Stated problem
Copy every record below exactly.

Listed records
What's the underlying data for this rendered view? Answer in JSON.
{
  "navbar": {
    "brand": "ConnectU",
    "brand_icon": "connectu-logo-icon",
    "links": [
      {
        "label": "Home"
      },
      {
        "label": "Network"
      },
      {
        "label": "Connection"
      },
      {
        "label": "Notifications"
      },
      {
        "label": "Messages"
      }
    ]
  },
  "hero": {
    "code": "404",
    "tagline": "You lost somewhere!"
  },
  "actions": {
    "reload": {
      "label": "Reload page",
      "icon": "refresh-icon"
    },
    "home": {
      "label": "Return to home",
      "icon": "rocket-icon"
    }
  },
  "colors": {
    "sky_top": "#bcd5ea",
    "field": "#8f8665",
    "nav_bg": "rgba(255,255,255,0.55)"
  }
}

Solution to this exercise
What's the underlying data for this rendered view? Answer in JSON.
{
  "navbar": {
    "brand": "ConnectU",
    "brand_icon": "connectu-logo-icon",
    "links": [
      {
        "label": "Home"
      },
      {
        "label": "Network"
      },
      {
        "label": "Connection"
      },
      {
        "label": "Notifications"
      },
      {
        "label": "Messages"
      }
    ]
  },
  "hero": {
    "code": "404",
    "tagline": "You lost somewhere!"
  },
  "actions": {
    "reload": {
      "label": "Reload page",
      "icon": "refresh-icon"
    },
    "home": {
      "label": "Return to home",
      "icon": "rocket-icon"
    }
  },
  "colors": {
    "sky_top": "#bcd5ea",
    "field": "#8f8665",
    "nav_bg": "rgba(255,255,255,0.55)"
  }
}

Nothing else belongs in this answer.